_Given request_: Below are the entries; count the lines in them that contain the word "color" and give only the number.

▼

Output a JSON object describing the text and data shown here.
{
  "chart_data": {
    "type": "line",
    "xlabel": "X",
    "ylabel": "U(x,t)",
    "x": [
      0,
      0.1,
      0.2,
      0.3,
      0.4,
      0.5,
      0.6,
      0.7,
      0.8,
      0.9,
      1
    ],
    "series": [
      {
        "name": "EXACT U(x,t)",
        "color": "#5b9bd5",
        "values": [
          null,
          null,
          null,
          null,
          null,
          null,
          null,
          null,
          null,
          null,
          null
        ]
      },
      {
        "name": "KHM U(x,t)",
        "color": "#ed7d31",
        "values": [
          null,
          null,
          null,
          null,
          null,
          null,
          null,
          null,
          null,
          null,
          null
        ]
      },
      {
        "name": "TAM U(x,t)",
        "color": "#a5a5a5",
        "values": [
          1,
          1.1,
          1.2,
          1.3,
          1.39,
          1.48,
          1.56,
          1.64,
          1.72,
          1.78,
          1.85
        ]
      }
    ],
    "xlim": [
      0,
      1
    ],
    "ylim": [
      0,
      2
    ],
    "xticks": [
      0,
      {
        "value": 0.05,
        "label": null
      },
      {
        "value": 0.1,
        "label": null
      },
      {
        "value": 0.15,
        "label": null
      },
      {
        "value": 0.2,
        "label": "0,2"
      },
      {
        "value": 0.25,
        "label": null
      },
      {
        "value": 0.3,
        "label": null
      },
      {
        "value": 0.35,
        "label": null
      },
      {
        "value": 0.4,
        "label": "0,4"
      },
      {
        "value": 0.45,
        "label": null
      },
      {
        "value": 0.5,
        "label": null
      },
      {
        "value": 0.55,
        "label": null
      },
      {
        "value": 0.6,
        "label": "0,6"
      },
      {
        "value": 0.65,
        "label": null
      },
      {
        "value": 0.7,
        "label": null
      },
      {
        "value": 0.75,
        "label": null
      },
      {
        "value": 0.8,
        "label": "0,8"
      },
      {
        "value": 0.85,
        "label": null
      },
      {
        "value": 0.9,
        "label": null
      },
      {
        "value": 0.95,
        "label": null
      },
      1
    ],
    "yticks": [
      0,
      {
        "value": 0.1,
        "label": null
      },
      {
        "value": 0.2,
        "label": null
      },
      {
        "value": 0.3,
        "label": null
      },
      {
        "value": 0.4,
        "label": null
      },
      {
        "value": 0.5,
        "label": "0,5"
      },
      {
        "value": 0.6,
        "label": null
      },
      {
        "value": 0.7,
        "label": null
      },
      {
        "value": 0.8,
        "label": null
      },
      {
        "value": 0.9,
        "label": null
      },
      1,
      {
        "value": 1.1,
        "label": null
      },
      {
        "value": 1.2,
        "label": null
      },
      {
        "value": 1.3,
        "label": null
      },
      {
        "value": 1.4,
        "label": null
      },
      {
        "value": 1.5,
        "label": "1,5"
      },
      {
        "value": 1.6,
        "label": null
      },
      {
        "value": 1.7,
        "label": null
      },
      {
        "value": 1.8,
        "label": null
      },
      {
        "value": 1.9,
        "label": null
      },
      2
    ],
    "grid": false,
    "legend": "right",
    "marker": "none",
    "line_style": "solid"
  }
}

▲

_Result_: 3